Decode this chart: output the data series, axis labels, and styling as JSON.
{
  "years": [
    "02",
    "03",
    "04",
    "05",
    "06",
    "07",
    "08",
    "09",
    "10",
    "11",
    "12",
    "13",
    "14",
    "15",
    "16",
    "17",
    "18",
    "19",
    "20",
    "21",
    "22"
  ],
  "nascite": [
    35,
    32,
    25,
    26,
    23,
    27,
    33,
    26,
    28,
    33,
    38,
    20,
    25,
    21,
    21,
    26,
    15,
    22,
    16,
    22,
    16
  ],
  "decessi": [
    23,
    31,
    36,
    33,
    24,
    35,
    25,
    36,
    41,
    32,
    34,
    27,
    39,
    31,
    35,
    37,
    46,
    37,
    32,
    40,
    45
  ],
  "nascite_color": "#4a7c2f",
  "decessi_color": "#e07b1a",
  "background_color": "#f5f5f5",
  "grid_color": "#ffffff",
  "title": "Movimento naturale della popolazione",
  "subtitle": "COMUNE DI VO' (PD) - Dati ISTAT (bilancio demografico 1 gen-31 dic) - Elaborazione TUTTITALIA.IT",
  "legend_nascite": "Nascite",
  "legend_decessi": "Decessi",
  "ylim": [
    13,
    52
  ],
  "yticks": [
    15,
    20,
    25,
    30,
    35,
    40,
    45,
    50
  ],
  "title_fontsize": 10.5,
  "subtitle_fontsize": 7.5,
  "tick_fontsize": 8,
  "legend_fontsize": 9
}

※ ※ ※

**What you should do**
Would you reproduce all the entries exactly?

**Output for this task**
Decode this chart: output the data series, axis labels, and styling as JSON.
{
  "years": [
    "02",
    "03",
    "04",
    "05",
    "06",
    "07",
    "08",
    "09",
    "10",
    "11",
    "12",
    "13",
    "14",
    "15",
    "16",
    "17",
    "18",
    "19",
    "20",
    "21",
    "22"
  ],
  "nascite": [
    35,
    32,
    25,
    26,
    23,
    27,
    33,
    26,
    28,
    33,
    38,
    20,
    25,
    21,
    21,
    26,
    15,
    22,
    16,
    22,
    16
  ],
  "decessi": [
    23,
    31,
    36,
    33,
    24,
    35,
    25,
    36,
    41,
    32,
    34,
    27,
    39,
    31,
    35,
    37,
    46,
    37,
    32,
    40,
    45
  ],
  "nascite_color": "#4a7c2f",
  "decessi_color": "#e07b1a",
  "background_color": "#f5f5f5",
  "grid_color": "#ffffff",
  "title": "Movimento naturale della popolazione",
  "subtitle": "COMUNE DI VO' (PD) - Dati ISTAT (bilancio demografico 1 gen-31 dic) - Elaborazione TUTTITALIA.IT",
  "legend_nascite": "Nascite",
  "legend_decessi": "Decessi",
  "ylim": [
    13,
    52
  ],
  "yticks": [
    15,
    20,
    25,
    30,
    35,
    40,
    45,
    50
  ],
  "title_fontsize": 10.5,
  "subtitle_fontsize": 7.5,
  "tick_fontsize": 8,
  "legend_fontsize": 9
}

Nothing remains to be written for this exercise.